::: Source records

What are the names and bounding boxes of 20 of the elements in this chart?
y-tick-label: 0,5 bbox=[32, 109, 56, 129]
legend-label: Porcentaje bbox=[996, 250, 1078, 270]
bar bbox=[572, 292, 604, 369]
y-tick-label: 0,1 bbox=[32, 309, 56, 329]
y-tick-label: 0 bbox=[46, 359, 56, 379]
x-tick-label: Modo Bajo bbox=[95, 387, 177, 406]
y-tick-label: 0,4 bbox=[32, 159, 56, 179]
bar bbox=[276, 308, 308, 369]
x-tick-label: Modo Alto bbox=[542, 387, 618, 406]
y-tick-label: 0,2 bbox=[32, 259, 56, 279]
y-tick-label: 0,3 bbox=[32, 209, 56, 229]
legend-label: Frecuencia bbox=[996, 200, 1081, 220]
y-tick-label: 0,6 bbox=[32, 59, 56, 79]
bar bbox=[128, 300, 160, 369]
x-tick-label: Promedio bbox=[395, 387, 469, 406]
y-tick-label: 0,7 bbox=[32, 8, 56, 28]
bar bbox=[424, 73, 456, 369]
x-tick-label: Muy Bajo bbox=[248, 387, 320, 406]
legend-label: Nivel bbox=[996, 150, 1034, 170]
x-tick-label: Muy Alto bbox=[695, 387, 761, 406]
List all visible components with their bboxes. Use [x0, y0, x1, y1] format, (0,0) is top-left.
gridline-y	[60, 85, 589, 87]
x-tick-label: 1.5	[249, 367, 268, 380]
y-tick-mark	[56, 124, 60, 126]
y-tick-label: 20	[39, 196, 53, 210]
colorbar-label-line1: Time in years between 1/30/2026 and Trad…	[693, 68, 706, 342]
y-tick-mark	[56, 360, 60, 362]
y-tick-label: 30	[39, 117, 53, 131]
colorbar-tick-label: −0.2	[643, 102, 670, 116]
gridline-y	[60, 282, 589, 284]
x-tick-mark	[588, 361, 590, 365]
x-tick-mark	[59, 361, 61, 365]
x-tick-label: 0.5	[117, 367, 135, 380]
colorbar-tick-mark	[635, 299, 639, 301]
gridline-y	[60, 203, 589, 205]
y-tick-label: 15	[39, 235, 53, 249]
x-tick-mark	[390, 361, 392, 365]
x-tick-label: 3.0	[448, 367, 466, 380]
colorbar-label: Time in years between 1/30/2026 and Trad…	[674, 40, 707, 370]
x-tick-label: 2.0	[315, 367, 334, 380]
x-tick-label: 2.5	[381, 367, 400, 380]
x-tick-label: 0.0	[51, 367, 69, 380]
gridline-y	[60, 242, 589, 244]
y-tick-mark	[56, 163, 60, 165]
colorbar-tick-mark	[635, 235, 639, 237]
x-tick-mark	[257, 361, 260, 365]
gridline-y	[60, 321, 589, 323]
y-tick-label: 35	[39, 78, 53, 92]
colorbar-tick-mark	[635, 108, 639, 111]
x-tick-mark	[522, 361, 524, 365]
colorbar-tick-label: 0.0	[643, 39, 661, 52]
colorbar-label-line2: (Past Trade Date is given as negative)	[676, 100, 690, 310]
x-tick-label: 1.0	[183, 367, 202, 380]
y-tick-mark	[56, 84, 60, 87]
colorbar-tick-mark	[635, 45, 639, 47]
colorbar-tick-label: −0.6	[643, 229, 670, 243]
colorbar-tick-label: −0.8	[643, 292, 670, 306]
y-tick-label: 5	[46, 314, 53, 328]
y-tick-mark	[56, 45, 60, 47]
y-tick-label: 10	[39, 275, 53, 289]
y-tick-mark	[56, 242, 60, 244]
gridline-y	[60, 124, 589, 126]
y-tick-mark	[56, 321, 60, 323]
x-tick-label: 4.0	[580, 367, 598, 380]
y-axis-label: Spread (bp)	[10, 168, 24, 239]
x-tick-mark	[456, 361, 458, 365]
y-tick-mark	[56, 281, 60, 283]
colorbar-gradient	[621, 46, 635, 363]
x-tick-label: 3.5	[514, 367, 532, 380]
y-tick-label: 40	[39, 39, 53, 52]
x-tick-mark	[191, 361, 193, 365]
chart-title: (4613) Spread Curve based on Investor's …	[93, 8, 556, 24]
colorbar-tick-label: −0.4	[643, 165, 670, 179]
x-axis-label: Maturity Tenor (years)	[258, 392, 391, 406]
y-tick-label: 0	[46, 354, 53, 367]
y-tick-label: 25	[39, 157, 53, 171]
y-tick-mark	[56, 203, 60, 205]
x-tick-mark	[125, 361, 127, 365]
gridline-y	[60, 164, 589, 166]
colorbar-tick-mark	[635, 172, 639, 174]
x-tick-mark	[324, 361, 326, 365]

::::::

Do this>
Turn every line of the rows above into a JSON list of strings, one string per line, skipping blank lines.

Result>
[
  "What are the names and bounding boxes of 20 of the elements in this chart?",
  "y-tick-label: 0,5 bbox=[32, 109, 56, 129]",
  "legend-label: Porcentaje bbox=[996, 250, 1078, 270]",
  "bar bbox=[572, 292, 604, 369]",
  "y-tick-label: 0,1 bbox=[32, 309, 56, 329]",
  "y-tick-label: 0 bbox=[46, 359, 56, 379]",
  "x-tick-label: Modo Bajo bbox=[95, 387, 177, 406]",
  "y-tick-label: 0,4 bbox=[32, 159, 56, 179]",
  "bar bbox=[276, 308, 308, 369]",
  "x-tick-label: Modo Alto bbox=[542, 387, 618, 406]",
  "y-tick-label: 0,2 bbox=[32, 259, 56, 279]",
  "y-tick-label: 0,3 bbox=[32, 209, 56, 229]",
  "legend-label: Frecuencia bbox=[996, 200, 1081, 220]",
  "y-tick-label: 0,6 bbox=[32, 59, 56, 79]",
  "bar bbox=[128, 300, 160, 369]",
  "x-tick-label: Promedio bbox=[395, 387, 469, 406]",
  "y-tick-label: 0,7 bbox=[32, 8, 56, 28]",
  "bar bbox=[424, 73, 456, 369]",
  "x-tick-label: Muy Bajo bbox=[248, 387, 320, 406]",
  "legend-label: Nivel bbox=[996, 150, 1034, 170]",
  "x-tick-label: Muy Alto bbox=[695, 387, 761, 406]",
  "List all visible components with their bboxes. Use [x0, y0, x1, y1] format, (0,0) is top-left.",
  "gridline-y\t[60, 85, 589, 87]",
  "x-tick-label: 1.5\t[249, 367, 268, 380]",
  "y-tick-mark\t[56, 124, 60, 126]",
  "y-tick-label: 20\t[39, 196, 53, 210]",
  "colorbar-label-line1: Time in years between 1/30/2026 and Trad…\t[693, 68, 706, 342]",
  "y-tick-mark\t[56, 360, 60, 362]",
  "y-tick-label: 30\t[39, 117, 53, 131]",
  "colorbar-tick-label: −0.2\t[643, 102, 670, 116]",
  "gridline-y\t[60, 282, 589, 284]",
  "x-tick-mark\t[588, 361, 590, 365]",
  "x-tick-mark\t[59, 361, 61, 365]",
  "x-tick-label: 0.5\t[117, 367, 135, 380]",
  "colorbar-tick-mark\t[635, 299, 639, 301]",
  "gridline-y\t[60, 203, 589, 205]",
  "y-tick-label: 15\t[39, 235, 53, 249]",
  "x-tick-mark\t[390, 361, 392, 365]",
  "x-tick-label: 3.0\t[448, 367, 466, 380]",
  "colorbar-label: Time in years between 1/30/2026 and Trad…\t[674, 40, 707, 370]",
  "x-tick-label: 2.0\t[315, 367, 334, 380]",
  "x-tick-label: 2.5\t[381, 367, 400, 380]",
  "x-tick-label: 0.0\t[51, 367, 69, 380]",
  "gridline-y\t[60, 242, 589, 244]",
  "y-tick-mark\t[56, 163, 60, 165]",
  "colorbar-tick-mark\t[635, 235, 639, 237]",
  "x-tick-mark\t[257, 361, 260, 365]",
  "gridline-y\t[60, 321, 589, 323]",
  "y-tick-label: 35\t[39, 78, 53, 92]",
  "colorbar-tick-mark\t[635, 108, 639, 111]",
  "x-tick-mark\t[522, 361, 524, 365]",
  "colorbar-tick-label: 0.0\t[643, 39, 661, 52]",
  "colorbar-label-line2: (Past Trade Date is given as negative)\t[676, 100, 690, 310]",
  "x-tick-label: 1.0\t[183, 367, 202, 380]",
  "y-tick-mark\t[56, 84, 60, 87]",
  "colorbar-tick-mark\t[635, 45, 639, 47]",
  "colorbar-tick-label: −0.6\t[643, 229, 670, 243]",
  "colorbar-tick-label: −0.8\t[643, 292, 670, 306]",
  "y-tick-label: 5\t[46, 314, 53, 328]",
  "y-tick-mark\t[56, 45, 60, 47]",
  "y-tick-label: 10\t[39, 275, 53, 289]",
  "y-tick-mark\t[56, 242, 60, 244]",
  "gridline-y\t[60, 124, 589, 126]",
  "y-tick-mark\t[56, 321, 60, 323]",
  "x-tick-label: 4.0\t[580, 367, 598, 380]",
  "y-axis-label: Spread (bp)\t[10, 168, 24, 239]",
  "x-tick-mark\t[456, 361, 458, 365]",
  "y-tick-mark\t[56, 281, 60, 283]",
  "colorbar-gradient\t[621, 46, 635, 363]",
  "x-tick-label: 3.5\t[514, 367, 532, 380]",
  "y-tick-label: 40\t[39, 39, 53, 52]",
  "x-tick-mark\t[191, 361, 193, 365]",
  "chart-title: (4613) Spread Curve based on Investor's …\t[93, 8, 556, 24]",
  "colorbar-tick-label: −0.4\t[643, 165, 670, 179]",
  "x-axis-label: Maturity Tenor (years)\t[258, 392, 391, 406]",
  "y-tick-label: 0\t[46, 354, 53, 367]",
  "y-tick-label: 25\t[39, 157, 53, 171]",
  "y-tick-mark\t[56, 203, 60, 205]",
  "x-tick-mark\t[125, 361, 127, 365]",
  "gridline-y\t[60, 164, 589, 166]",
  "colorbar-tick-mark\t[635, 172, 639, 174]",
  "x-tick-mark\t[324, 361, 326, 365]"
]